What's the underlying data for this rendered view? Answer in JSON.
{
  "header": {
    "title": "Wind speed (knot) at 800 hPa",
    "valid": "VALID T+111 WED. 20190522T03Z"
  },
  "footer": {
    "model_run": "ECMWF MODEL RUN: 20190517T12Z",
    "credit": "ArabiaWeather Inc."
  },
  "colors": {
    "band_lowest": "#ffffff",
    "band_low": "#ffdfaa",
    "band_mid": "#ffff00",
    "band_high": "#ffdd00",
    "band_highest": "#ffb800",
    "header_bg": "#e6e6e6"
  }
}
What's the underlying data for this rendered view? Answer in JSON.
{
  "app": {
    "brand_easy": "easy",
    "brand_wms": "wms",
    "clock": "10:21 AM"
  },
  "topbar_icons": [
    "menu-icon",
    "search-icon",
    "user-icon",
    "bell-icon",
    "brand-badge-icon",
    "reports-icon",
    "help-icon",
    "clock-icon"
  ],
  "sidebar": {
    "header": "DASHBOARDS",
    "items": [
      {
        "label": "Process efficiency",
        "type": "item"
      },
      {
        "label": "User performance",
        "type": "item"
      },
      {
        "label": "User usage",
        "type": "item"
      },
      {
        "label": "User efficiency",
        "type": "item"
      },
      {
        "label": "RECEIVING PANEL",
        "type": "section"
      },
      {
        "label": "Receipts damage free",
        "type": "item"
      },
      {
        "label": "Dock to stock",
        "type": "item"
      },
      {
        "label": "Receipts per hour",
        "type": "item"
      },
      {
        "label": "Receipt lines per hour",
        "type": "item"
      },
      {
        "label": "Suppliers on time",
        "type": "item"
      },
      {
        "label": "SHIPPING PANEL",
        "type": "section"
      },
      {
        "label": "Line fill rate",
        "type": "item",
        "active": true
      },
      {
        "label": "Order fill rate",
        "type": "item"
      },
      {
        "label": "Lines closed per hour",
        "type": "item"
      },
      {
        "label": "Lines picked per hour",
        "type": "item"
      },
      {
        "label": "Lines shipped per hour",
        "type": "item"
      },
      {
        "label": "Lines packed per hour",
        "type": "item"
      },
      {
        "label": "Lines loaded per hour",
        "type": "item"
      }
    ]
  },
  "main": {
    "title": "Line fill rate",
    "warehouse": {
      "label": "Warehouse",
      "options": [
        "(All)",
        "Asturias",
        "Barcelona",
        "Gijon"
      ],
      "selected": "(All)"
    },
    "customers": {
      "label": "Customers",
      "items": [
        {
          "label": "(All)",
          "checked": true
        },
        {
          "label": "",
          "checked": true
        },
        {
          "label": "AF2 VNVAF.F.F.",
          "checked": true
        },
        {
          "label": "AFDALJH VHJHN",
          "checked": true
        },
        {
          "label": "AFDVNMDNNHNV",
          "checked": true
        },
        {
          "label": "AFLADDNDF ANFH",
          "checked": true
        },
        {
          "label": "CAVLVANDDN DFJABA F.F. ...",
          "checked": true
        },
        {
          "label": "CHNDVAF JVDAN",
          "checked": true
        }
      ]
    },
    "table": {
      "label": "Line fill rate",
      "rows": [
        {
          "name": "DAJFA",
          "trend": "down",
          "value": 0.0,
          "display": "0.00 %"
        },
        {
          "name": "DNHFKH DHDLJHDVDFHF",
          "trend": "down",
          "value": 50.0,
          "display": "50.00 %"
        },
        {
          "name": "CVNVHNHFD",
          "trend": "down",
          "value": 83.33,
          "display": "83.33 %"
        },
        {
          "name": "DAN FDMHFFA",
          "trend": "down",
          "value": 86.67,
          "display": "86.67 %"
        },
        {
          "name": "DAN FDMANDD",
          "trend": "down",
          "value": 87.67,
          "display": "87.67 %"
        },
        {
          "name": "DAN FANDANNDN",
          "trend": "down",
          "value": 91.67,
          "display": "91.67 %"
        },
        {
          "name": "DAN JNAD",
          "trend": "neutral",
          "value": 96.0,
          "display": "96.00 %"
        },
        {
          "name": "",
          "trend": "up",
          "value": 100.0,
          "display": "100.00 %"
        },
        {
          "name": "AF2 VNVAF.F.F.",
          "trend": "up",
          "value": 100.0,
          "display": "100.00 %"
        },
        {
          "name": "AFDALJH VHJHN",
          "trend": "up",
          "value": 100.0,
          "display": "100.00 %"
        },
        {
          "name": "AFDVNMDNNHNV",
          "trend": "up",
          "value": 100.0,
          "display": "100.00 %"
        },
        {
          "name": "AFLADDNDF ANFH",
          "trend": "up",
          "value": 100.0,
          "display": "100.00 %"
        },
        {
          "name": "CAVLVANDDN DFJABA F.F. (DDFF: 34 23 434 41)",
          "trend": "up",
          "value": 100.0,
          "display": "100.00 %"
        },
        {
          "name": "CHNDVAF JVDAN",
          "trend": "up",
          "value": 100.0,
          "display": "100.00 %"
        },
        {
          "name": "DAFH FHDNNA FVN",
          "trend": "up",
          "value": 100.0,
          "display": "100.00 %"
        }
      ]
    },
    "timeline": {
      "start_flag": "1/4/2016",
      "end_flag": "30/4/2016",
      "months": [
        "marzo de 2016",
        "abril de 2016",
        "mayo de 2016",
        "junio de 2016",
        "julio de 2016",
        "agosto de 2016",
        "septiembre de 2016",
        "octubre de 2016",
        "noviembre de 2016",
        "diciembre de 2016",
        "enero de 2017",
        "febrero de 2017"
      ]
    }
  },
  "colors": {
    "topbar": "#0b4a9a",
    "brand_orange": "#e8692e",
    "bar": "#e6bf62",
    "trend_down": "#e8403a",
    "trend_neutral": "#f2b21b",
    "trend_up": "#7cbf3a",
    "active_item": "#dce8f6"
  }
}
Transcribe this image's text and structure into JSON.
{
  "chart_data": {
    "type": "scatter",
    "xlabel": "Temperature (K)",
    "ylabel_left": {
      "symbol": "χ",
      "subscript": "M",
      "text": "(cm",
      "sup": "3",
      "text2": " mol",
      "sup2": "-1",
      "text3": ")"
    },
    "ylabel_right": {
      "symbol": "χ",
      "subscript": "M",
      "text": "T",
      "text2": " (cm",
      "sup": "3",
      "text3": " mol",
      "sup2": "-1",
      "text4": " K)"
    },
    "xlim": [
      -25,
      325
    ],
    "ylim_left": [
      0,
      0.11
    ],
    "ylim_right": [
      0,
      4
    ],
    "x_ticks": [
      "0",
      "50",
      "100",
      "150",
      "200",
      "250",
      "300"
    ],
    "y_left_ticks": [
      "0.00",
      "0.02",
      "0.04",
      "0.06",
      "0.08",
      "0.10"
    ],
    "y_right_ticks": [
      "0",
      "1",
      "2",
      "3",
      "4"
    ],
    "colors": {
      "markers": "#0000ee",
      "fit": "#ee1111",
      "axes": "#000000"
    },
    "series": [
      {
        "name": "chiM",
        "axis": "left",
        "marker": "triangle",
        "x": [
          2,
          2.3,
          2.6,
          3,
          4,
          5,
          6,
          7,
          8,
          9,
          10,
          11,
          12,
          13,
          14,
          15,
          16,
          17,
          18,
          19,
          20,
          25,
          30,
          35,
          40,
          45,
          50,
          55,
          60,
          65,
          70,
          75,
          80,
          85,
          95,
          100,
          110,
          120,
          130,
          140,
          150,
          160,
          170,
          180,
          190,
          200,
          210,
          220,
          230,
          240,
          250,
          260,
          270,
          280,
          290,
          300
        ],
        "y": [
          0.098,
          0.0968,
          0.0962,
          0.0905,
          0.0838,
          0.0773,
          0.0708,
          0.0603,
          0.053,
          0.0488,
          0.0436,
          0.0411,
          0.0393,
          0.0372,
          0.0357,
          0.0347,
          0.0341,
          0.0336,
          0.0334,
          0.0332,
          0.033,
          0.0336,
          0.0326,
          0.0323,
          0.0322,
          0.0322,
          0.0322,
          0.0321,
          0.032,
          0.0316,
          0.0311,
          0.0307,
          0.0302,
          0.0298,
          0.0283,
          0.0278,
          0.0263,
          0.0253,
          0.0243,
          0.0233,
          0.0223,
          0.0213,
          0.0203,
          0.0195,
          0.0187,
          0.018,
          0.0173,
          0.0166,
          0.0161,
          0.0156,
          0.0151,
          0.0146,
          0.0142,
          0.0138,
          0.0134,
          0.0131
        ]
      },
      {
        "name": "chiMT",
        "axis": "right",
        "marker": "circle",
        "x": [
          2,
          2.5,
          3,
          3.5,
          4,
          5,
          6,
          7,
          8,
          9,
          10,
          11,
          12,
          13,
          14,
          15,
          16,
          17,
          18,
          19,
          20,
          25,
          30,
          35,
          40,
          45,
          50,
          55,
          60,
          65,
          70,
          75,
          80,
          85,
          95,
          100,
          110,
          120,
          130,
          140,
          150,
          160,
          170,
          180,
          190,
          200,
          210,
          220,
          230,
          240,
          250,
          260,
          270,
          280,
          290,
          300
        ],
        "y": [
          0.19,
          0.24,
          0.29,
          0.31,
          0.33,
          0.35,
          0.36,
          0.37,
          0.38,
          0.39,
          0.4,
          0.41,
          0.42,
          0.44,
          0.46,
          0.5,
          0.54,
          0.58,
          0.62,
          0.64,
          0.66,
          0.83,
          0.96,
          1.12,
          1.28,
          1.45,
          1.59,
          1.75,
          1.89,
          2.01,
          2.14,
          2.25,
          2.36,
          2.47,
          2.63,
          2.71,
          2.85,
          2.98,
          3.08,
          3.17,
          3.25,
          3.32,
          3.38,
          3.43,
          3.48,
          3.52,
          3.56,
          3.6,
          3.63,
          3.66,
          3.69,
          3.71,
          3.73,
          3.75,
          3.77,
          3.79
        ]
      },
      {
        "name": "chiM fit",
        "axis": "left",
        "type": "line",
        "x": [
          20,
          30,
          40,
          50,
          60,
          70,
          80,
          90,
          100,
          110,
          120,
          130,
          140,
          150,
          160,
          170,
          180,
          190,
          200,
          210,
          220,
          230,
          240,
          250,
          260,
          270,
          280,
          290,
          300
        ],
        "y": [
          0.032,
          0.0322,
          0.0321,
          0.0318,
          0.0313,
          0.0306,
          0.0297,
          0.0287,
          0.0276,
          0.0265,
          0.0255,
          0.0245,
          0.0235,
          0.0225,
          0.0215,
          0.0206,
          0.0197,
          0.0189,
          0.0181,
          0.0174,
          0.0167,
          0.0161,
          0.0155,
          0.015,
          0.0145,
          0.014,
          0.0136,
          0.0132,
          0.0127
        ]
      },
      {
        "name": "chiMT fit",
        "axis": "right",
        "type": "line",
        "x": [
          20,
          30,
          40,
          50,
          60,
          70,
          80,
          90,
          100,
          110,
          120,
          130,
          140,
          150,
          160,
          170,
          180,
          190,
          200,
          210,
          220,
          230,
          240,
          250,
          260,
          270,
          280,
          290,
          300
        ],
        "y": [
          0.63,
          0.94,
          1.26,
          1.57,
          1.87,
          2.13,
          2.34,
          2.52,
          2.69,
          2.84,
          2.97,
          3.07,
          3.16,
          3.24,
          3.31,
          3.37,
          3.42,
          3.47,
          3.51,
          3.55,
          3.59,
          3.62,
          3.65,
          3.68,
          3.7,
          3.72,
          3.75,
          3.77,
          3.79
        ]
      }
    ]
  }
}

** Task brief **
Of all the lines in the listing above, how many include "fill"? Write only the number.

** Exercise answer **
4